■ **Problem description**: Which lines in the items below contain the string "user", matched with case counting? Copy each of those lines.

■ **Given data**:
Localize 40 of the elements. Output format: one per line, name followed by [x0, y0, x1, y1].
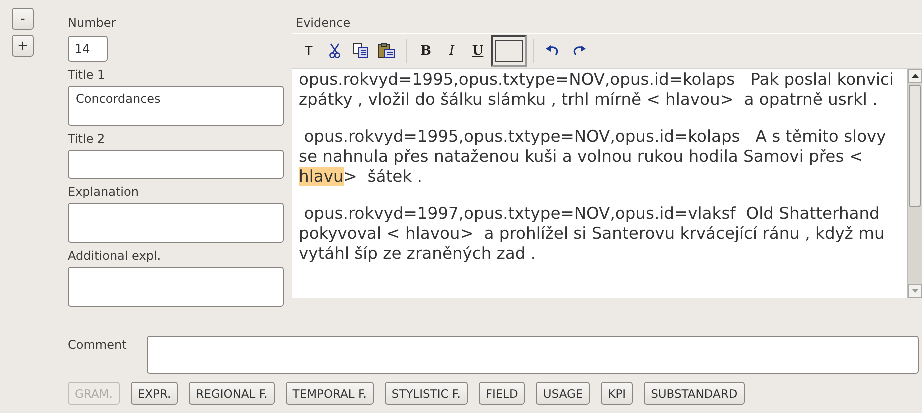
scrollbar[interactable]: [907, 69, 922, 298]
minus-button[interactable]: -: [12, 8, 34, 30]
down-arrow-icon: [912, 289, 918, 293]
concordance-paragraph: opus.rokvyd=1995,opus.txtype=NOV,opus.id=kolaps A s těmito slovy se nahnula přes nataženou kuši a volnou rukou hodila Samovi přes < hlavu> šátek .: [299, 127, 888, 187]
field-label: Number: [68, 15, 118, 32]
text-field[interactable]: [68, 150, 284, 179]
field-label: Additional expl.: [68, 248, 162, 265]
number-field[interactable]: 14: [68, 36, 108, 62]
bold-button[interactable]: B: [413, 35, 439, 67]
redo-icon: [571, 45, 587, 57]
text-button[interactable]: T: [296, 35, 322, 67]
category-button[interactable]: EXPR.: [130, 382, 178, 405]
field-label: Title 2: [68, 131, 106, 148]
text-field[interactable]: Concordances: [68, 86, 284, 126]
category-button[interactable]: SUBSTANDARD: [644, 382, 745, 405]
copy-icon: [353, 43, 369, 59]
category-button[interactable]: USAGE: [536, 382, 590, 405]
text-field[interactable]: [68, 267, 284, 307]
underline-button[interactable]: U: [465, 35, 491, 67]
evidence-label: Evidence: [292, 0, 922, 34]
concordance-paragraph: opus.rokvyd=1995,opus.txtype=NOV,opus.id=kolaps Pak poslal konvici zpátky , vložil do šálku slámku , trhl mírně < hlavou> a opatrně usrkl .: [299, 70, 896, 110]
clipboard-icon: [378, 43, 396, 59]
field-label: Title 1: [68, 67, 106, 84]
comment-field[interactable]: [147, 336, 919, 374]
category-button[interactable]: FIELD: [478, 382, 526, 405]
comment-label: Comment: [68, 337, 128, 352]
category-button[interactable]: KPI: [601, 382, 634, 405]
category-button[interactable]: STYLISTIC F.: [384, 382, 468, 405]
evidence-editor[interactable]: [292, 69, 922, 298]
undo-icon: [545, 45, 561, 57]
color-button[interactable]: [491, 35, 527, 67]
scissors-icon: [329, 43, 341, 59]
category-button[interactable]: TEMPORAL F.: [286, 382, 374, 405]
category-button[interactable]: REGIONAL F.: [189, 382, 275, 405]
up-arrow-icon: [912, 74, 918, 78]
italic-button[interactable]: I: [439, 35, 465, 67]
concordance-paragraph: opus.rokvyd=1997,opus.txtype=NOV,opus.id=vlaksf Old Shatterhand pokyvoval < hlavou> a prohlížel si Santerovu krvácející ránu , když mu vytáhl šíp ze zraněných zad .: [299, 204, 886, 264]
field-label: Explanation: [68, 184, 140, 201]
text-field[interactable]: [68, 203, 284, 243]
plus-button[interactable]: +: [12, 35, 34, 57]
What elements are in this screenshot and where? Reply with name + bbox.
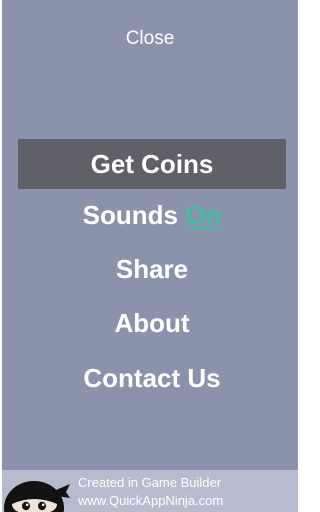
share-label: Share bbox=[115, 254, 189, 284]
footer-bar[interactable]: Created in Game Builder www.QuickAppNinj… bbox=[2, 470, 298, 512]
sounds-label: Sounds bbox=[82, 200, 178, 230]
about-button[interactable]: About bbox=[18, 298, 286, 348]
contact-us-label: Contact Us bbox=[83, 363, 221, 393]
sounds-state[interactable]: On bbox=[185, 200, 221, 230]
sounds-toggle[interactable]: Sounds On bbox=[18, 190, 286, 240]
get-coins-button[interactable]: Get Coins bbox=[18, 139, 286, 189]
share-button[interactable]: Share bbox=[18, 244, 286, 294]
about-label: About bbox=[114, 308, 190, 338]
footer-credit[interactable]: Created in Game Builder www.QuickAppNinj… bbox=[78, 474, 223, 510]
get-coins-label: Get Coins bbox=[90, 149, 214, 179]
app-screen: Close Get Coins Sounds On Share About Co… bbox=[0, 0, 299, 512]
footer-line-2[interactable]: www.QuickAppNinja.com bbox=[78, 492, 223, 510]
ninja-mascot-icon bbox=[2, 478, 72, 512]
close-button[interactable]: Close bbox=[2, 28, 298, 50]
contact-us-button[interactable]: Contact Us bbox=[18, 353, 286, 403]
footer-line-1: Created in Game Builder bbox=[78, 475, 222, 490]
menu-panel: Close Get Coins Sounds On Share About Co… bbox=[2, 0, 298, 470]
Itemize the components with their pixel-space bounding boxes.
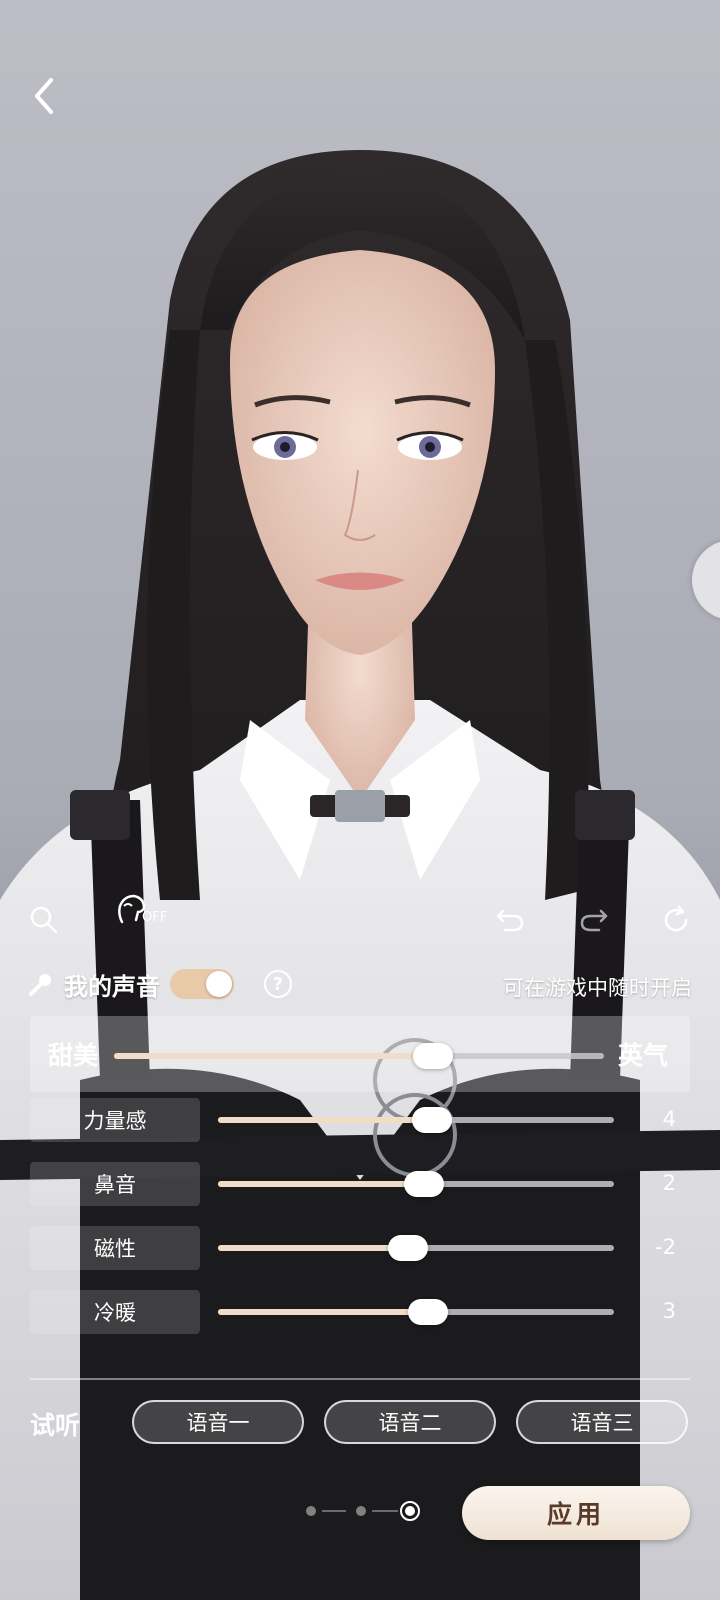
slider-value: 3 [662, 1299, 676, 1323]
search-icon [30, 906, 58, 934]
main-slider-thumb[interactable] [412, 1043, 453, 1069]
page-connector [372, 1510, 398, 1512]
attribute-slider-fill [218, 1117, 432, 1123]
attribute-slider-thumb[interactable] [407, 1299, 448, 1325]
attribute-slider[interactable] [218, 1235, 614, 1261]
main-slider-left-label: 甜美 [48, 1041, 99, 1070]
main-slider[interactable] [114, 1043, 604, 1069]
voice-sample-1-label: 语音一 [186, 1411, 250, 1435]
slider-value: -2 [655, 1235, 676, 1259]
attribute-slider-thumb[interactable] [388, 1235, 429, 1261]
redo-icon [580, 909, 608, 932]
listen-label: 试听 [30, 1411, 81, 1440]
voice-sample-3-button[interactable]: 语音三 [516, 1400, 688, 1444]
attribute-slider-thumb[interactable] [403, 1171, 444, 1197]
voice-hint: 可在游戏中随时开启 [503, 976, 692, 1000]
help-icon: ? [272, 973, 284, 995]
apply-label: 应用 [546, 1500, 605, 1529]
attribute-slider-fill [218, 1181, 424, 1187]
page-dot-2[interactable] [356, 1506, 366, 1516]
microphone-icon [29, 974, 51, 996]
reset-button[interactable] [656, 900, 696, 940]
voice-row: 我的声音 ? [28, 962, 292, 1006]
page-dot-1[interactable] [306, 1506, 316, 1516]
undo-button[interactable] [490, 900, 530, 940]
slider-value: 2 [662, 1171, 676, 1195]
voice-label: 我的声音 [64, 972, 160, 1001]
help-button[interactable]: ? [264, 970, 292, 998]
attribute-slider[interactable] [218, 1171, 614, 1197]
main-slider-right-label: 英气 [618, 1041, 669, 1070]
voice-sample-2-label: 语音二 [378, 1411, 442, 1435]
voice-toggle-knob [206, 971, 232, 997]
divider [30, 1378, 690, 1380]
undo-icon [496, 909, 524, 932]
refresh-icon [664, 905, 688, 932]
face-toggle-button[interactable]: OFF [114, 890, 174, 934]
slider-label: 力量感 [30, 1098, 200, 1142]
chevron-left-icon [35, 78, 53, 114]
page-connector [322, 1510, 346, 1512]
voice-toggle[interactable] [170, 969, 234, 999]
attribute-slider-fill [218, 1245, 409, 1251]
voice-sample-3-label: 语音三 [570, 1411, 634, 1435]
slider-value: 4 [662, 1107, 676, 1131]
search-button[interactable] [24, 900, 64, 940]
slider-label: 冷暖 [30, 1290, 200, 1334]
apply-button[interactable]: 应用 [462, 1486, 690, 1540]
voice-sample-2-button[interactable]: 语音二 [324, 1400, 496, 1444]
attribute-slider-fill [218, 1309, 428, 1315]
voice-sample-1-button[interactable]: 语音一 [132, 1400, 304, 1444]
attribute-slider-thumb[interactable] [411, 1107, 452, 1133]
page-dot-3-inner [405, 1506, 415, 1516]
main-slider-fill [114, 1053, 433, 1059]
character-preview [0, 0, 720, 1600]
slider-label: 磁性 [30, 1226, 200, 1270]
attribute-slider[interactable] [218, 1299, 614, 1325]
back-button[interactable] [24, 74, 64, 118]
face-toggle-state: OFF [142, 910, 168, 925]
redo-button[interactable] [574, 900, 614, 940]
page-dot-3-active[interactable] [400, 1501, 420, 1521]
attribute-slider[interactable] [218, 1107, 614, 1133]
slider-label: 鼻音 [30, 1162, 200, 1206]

...

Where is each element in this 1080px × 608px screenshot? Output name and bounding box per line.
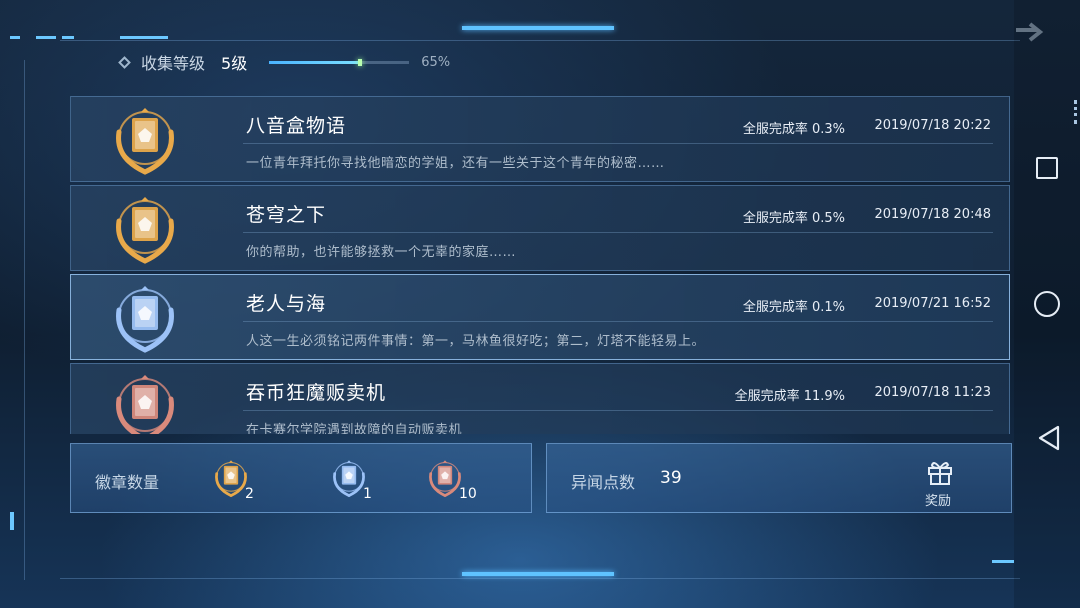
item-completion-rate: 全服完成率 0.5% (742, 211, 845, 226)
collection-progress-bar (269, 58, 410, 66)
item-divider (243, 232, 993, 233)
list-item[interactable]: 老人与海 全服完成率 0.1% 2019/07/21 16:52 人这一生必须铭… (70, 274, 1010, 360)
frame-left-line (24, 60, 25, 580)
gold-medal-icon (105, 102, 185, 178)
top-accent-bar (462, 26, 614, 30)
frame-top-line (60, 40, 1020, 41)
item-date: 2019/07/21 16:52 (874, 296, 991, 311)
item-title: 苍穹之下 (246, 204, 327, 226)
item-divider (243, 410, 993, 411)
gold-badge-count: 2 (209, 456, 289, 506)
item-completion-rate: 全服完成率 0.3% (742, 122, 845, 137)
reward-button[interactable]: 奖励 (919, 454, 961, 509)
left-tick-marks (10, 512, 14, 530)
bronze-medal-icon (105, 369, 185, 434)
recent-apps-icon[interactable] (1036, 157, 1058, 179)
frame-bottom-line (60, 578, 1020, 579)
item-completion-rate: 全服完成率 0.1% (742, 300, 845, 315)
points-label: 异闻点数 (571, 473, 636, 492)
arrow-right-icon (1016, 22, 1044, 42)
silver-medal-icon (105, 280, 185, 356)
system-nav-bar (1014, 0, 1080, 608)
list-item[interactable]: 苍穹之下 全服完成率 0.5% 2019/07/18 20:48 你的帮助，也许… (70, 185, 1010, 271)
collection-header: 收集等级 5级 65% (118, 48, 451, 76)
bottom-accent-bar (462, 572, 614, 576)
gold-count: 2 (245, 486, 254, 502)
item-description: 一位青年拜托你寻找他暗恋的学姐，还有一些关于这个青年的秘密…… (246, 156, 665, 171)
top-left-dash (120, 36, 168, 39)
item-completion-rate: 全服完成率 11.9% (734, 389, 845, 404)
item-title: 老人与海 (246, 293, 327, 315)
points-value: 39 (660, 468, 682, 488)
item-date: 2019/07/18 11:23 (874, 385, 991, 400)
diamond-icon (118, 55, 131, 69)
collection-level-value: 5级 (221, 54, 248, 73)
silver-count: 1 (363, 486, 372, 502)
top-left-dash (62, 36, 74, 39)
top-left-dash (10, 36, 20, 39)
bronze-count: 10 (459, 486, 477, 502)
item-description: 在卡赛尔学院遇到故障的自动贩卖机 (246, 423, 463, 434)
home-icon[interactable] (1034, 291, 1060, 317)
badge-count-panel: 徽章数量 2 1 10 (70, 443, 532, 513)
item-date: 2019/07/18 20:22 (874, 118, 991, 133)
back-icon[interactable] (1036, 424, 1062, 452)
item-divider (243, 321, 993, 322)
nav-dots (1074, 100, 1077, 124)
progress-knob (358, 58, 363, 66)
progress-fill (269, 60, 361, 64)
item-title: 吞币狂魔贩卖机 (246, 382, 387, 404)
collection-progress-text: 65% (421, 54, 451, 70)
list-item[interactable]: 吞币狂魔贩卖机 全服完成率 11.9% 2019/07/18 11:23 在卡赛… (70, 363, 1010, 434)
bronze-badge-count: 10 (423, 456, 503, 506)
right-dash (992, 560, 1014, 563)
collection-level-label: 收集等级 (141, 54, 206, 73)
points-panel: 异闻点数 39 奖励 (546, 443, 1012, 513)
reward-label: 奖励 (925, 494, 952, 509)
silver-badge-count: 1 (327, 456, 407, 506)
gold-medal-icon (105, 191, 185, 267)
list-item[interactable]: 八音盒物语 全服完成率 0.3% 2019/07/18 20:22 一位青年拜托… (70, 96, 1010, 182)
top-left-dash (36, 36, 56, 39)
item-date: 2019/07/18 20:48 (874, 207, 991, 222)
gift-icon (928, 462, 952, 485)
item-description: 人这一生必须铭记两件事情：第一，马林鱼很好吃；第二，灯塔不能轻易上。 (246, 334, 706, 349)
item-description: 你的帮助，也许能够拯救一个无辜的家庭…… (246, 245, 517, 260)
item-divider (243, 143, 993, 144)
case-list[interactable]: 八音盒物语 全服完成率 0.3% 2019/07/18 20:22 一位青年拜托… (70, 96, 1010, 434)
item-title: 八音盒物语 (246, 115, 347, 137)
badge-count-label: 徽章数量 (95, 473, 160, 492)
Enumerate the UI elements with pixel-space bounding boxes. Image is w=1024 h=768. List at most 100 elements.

---

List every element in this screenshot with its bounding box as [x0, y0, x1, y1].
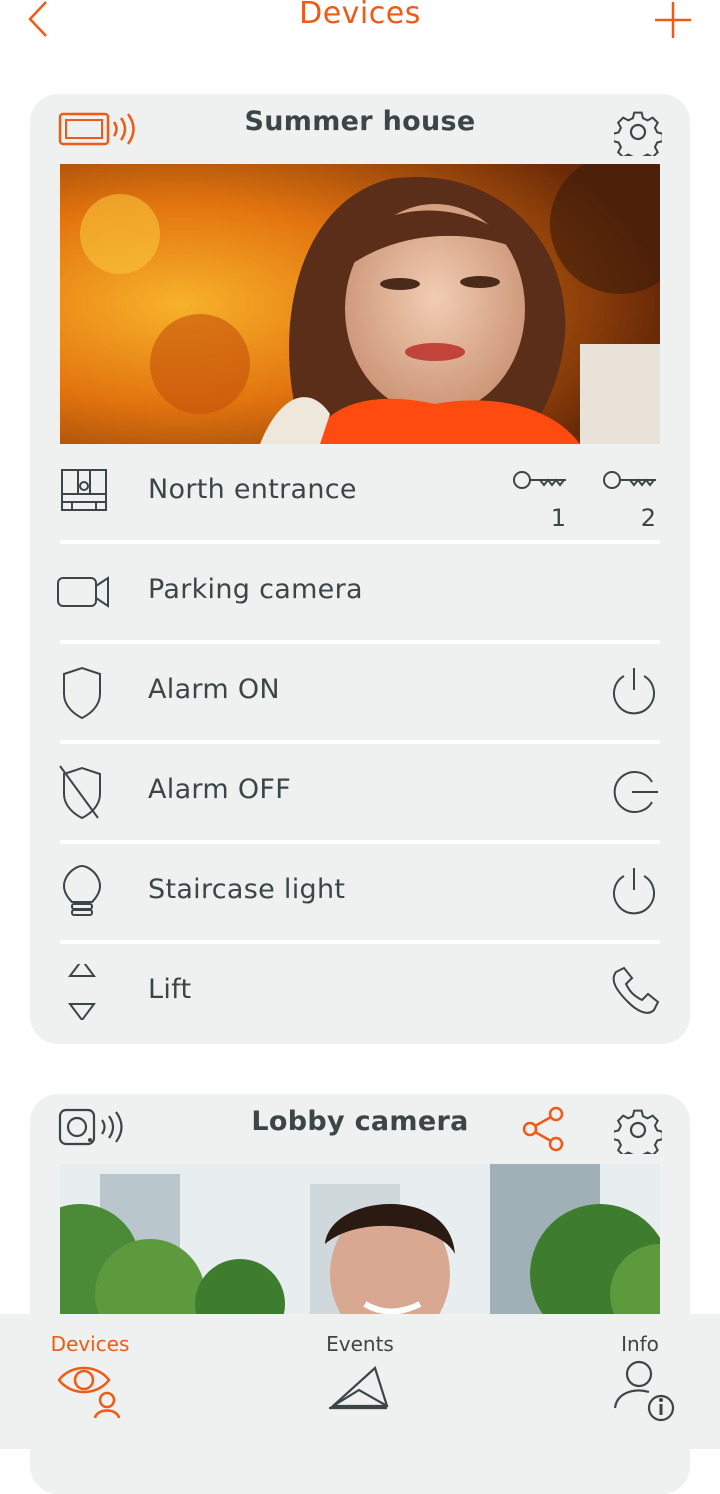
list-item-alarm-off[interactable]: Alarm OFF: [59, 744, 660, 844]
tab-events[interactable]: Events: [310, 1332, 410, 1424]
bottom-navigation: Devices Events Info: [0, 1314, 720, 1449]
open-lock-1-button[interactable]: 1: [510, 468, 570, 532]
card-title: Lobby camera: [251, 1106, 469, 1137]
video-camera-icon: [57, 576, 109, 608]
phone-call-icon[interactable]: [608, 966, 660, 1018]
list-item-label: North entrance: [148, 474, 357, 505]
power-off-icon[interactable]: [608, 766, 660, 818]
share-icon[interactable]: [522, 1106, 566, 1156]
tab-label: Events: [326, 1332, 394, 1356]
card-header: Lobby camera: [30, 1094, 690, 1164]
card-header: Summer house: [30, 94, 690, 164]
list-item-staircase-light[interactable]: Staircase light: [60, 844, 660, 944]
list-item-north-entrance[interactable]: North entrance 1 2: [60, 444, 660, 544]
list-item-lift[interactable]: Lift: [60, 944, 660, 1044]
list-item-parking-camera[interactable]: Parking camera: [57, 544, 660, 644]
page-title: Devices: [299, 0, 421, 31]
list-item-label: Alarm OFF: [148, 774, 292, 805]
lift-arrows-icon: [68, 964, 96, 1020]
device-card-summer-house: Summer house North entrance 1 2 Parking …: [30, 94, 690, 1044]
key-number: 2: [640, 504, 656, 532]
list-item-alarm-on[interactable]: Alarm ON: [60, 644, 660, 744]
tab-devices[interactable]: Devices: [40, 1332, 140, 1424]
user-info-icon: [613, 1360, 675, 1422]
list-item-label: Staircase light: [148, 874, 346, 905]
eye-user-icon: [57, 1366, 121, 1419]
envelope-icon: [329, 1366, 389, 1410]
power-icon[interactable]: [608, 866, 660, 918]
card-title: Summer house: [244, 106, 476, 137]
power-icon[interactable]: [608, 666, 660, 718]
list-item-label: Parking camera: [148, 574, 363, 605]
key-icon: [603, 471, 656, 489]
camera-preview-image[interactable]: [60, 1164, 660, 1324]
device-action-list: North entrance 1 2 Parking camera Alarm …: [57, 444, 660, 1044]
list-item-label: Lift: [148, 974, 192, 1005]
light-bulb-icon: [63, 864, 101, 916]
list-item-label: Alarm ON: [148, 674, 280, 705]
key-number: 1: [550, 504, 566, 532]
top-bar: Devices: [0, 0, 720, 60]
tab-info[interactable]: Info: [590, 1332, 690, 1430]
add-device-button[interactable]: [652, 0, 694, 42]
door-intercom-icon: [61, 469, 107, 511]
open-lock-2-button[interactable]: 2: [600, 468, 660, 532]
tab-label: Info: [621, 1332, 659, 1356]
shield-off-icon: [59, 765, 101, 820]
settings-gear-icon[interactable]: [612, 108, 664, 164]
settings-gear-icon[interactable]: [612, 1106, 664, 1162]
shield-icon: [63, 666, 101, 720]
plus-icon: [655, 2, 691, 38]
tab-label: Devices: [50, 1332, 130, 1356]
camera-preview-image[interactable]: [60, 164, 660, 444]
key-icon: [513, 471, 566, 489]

■ **Exercise output**:
user-info-icon: [613, 1360, 675, 1422]
eye-user-icon: [57, 1366, 121, 1419]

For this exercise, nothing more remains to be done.